> _What is required_: Write out the full set of records below exactly.

------------------------

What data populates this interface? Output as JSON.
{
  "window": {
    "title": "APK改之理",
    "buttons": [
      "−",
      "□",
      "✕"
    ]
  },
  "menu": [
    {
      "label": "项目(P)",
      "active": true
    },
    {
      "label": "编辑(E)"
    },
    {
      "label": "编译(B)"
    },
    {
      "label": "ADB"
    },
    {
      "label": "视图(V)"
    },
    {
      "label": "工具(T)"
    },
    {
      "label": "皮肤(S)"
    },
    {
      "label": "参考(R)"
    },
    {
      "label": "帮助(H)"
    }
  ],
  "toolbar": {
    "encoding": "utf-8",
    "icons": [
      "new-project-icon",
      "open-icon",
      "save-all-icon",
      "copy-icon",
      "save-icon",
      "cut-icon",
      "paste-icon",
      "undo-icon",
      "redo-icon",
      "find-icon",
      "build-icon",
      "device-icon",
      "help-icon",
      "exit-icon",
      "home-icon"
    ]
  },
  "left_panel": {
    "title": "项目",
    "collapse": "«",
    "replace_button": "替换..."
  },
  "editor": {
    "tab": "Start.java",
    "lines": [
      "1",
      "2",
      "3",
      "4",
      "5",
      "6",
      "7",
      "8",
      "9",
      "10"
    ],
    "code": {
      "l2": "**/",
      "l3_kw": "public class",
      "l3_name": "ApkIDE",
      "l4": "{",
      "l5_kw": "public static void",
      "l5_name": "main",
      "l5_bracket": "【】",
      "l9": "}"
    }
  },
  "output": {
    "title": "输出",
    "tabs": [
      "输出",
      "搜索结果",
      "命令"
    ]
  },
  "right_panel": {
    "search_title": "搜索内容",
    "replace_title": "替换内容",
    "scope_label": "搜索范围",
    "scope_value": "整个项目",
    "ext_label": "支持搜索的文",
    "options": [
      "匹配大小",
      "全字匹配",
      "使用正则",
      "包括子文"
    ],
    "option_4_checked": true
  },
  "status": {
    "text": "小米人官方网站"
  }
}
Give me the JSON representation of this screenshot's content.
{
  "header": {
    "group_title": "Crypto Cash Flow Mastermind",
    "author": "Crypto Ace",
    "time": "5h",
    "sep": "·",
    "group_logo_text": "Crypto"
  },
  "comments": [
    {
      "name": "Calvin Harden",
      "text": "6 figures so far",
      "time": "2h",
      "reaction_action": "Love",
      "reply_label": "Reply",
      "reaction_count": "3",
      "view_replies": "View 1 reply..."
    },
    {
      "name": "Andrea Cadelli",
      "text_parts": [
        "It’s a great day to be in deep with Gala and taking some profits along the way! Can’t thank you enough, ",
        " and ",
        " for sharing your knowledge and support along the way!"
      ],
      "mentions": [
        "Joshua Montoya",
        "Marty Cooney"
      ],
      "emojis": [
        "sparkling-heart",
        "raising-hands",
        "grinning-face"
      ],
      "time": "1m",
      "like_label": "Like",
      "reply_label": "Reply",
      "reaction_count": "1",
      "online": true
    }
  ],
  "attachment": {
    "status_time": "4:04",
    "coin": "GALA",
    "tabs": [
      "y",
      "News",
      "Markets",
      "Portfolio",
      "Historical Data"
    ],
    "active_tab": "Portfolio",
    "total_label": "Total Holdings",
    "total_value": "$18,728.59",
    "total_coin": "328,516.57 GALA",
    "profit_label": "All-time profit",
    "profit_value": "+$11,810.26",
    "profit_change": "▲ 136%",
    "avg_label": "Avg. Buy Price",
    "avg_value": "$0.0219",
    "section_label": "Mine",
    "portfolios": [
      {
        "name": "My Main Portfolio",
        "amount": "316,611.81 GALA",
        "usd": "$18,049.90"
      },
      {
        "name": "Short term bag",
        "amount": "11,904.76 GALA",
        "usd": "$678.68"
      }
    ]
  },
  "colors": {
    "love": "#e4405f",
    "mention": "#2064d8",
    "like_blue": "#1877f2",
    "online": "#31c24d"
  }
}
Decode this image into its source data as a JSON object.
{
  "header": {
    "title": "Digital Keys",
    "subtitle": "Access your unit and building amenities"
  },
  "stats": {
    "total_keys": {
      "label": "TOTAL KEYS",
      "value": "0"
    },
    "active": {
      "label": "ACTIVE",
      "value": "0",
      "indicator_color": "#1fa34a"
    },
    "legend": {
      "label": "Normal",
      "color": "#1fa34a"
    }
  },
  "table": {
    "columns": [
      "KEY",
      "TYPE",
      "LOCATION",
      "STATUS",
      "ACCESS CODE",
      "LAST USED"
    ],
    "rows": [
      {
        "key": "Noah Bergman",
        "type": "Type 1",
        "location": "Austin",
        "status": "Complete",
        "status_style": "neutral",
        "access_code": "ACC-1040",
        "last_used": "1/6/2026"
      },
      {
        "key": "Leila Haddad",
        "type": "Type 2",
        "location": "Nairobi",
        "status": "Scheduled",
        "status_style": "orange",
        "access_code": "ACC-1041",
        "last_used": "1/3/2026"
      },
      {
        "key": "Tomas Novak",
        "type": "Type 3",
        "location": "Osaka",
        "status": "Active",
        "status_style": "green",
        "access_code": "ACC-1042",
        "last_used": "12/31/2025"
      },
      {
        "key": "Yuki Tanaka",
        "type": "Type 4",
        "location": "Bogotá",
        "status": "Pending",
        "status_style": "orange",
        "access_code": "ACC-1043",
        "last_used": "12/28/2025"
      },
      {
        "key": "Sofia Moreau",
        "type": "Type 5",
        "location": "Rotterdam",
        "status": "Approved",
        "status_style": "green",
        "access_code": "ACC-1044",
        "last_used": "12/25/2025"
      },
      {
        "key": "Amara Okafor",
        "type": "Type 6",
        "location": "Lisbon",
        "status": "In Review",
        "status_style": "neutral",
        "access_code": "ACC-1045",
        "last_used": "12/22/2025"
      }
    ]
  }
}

------------------------

> _Worked answer_:
What data populates this interface? Output as JSON.
{
  "window": {
    "title": "APK改之理",
    "buttons": [
      "−",
      "□",
      "✕"
    ]
  },
  "menu": [
    {
      "label": "项目(P)",
      "active": true
    },
    {
      "label": "编辑(E)"
    },
    {
      "label": "编译(B)"
    },
    {
      "label": "ADB"
    },
    {
      "label": "视图(V)"
    },
    {
      "label": "工具(T)"
    },
    {
      "label": "皮肤(S)"
    },
    {
      "label": "参考(R)"
    },
    {
      "label": "帮助(H)"
    }
  ],
  "toolbar": {
    "encoding": "utf-8",
    "icons": [
      "new-project-icon",
      "open-icon",
      "save-all-icon",
      "copy-icon",
      "save-icon",
      "cut-icon",
      "paste-icon",
      "undo-icon",
      "redo-icon",
      "find-icon",
      "build-icon",
      "device-icon",
      "help-icon",
      "exit-icon",
      "home-icon"
    ]
  },
  "left_panel": {
    "title": "项目",
    "collapse": "«",
    "replace_button": "替换..."
  },
  "editor": {
    "tab": "Start.java",
    "lines": [
      "1",
      "2",
      "3",
      "4",
      "5",
      "6",
      "7",
      "8",
      "9",
      "10"
    ],
    "code": {
      "l2": "**/",
      "l3_kw": "public class",
      "l3_name": "ApkIDE",
      "l4": "{",
      "l5_kw": "public static void",
      "l5_name": "main",
      "l5_bracket": "【】",
      "l9": "}"
    }
  },
  "output": {
    "title": "输出",
    "tabs": [
      "输出",
      "搜索结果",
      "命令"
    ]
  },
  "right_panel": {
    "search_title": "搜索内容",
    "replace_title": "替换内容",
    "scope_label": "搜索范围",
    "scope_value": "整个项目",
    "ext_label": "支持搜索的文",
    "options": [
      "匹配大小",
      "全字匹配",
      "使用正则",
      "包括子文"
    ],
    "option_4_checked": true
  },
  "status": {
    "text": "小米人官方网站"
  }
}
Give me the JSON representation of this screenshot's content.
{
  "header": {
    "group_title": "Crypto Cash Flow Mastermind",
    "author": "Crypto Ace",
    "time": "5h",
    "sep": "·",
    "group_logo_text": "Crypto"
  },
  "comments": [
    {
      "name": "Calvin Harden",
      "text": "6 figures so far",
      "time": "2h",
      "reaction_action": "Love",
      "reply_label": "Reply",
      "reaction_count": "3",
      "view_replies": "View 1 reply..."
    },
    {
      "name": "Andrea Cadelli",
      "text_parts": [
        "It’s a great day to be in deep with Gala and taking some profits along the way! Can’t thank you enough, ",
        " and ",
        " for sharing your knowledge and support along the way!"
      ],
      "mentions": [
        "Joshua Montoya",
        "Marty Cooney"
      ],
      "emojis": [
        "sparkling-heart",
        "raising-hands",
        "grinning-face"
      ],
      "time": "1m",
      "like_label": "Like",
      "reply_label": "Reply",
      "reaction_count": "1",
      "online": true
    }
  ],
  "attachment": {
    "status_time": "4:04",
    "coin": "GALA",
    "tabs": [
      "y",
      "News",
      "Markets",
      "Portfolio",
      "Historical Data"
    ],
    "active_tab": "Portfolio",
    "total_label": "Total Holdings",
    "total_value": "$18,728.59",
    "total_coin": "328,516.57 GALA",
    "profit_label": "All-time profit",
    "profit_value": "+$11,810.26",
    "profit_change": "▲ 136%",
    "avg_label": "Avg. Buy Price",
    "avg_value": "$0.0219",
    "section_label": "Mine",
    "portfolios": [
      {
        "name": "My Main Portfolio",
        "amount": "316,611.81 GALA",
        "usd": "$18,049.90"
      },
      {
        "name": "Short term bag",
        "amount": "11,904.76 GALA",
        "usd": "$678.68"
      }
    ]
  },
  "colors": {
    "love": "#e4405f",
    "mention": "#2064d8",
    "like_blue": "#1877f2",
    "online": "#31c24d"
  }
}
Decode this image into its source data as a JSON object.
{
  "header": {
    "title": "Digital Keys",
    "subtitle": "Access your unit and building amenities"
  },
  "stats": {
    "total_keys": {
      "label": "TOTAL KEYS",
      "value": "0"
    },
    "active": {
      "label": "ACTIVE",
      "value": "0",
      "indicator_color": "#1fa34a"
    },
    "legend": {
      "label": "Normal",
      "color": "#1fa34a"
    }
  },
  "table": {
    "columns": [
      "KEY",
      "TYPE",
      "LOCATION",
      "STATUS",
      "ACCESS CODE",
      "LAST USED"
    ],
    "rows": [
      {
        "key": "Noah Bergman",
        "type": "Type 1",
        "location": "Austin",
        "status": "Complete",
        "status_style": "neutral",
        "access_code": "ACC-1040",
        "last_used": "1/6/2026"
      },
      {
        "key": "Leila Haddad",
        "type": "Type 2",
        "location": "Nairobi",
        "status": "Scheduled",
        "status_style": "orange",
        "access_code": "ACC-1041",
        "last_used": "1/3/2026"
      },
      {
        "key": "Tomas Novak",
        "type": "Type 3",
        "location": "Osaka",
        "status": "Active",
        "status_style": "green",
        "access_code": "ACC-1042",
        "last_used": "12/31/2025"
      },
      {
        "key": "Yuki Tanaka",
        "type": "Type 4",
        "location": "Bogotá",
        "status": "Pending",
        "status_style": "orange",
        "access_code": "ACC-1043",
        "last_used": "12/28/2025"
      },
      {
        "key": "Sofia Moreau",
        "type": "Type 5",
        "location": "Rotterdam",
        "status": "Approved",
        "status_style": "green",
        "access_code": "ACC-1044",
        "last_used": "12/25/2025"
      },
      {
        "key": "Amara Okafor",
        "type": "Type 6",
        "location": "Lisbon",
        "status": "In Review",
        "status_style": "neutral",
        "access_code": "ACC-1045",
        "last_used": "12/22/2025"
      }
    ]
  }
}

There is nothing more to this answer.